* What is required: The line count for "care" is all that is needed: say how many lines in the listing below contain it.

######

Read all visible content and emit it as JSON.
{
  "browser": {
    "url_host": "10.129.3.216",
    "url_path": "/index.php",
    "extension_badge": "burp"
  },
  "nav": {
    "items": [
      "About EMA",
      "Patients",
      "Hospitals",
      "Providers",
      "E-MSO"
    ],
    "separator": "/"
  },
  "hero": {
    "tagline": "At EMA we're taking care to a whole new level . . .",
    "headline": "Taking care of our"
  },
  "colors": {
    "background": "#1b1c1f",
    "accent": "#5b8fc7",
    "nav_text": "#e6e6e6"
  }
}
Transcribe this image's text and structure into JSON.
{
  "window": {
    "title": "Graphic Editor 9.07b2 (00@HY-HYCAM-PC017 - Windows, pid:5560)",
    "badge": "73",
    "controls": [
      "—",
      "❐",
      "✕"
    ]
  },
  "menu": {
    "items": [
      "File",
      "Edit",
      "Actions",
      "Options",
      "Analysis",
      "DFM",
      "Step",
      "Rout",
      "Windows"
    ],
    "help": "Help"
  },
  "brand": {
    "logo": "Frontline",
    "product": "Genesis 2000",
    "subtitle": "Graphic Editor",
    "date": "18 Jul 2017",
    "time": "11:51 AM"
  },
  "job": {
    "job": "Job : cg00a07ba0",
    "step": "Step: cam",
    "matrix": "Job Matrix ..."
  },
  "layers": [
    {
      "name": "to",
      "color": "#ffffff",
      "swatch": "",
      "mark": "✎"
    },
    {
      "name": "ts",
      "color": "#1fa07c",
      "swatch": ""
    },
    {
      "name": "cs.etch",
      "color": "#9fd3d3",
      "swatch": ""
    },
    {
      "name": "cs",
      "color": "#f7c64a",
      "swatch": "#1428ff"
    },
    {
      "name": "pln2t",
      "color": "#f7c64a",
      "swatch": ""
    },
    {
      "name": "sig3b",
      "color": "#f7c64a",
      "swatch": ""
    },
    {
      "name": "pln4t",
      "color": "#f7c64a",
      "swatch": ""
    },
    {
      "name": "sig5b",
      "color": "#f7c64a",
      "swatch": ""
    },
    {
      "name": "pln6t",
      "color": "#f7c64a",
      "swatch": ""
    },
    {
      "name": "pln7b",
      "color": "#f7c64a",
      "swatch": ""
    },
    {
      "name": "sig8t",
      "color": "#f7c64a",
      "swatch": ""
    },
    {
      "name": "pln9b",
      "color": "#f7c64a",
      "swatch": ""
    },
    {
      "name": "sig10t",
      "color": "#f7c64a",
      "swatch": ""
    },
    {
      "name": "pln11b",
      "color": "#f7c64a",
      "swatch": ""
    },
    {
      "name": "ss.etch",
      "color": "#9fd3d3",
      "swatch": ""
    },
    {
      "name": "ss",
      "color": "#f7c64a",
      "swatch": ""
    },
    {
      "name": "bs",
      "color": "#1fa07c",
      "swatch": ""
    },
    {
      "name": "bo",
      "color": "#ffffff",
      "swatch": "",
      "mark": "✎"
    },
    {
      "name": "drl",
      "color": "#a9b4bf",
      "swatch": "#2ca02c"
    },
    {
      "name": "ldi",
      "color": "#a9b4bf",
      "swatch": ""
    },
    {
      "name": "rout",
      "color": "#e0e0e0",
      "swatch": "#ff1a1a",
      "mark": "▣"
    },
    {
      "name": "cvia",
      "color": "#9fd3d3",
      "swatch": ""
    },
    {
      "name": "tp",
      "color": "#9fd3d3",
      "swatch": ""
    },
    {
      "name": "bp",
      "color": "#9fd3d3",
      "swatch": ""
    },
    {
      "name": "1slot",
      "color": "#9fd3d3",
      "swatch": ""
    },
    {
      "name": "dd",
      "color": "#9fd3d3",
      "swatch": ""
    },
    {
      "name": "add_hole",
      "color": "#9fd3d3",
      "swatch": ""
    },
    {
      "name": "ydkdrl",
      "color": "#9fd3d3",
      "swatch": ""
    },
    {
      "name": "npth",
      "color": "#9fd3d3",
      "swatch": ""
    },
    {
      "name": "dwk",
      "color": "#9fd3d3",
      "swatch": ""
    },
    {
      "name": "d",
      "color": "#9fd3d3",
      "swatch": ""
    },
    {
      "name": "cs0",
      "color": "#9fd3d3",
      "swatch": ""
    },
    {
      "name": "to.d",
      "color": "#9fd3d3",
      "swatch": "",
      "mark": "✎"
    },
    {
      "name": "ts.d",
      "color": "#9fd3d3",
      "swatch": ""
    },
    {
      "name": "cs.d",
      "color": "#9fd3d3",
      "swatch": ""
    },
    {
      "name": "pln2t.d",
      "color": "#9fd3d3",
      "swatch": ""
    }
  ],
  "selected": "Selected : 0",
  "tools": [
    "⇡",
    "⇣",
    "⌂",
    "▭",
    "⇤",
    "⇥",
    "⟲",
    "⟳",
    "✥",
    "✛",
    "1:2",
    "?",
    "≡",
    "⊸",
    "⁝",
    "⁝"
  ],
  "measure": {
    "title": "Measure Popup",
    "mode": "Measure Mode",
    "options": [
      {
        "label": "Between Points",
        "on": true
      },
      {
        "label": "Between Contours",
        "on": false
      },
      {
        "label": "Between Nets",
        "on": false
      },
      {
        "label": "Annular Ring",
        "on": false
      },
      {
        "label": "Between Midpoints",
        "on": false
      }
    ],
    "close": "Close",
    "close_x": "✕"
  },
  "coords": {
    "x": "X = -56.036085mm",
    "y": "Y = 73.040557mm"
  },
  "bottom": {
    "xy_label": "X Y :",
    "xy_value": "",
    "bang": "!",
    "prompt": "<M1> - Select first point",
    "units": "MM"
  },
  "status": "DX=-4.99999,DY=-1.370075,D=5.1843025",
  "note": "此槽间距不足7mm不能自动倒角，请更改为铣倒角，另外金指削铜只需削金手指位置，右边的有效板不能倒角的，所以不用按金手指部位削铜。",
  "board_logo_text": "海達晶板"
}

######

* Answer section: 2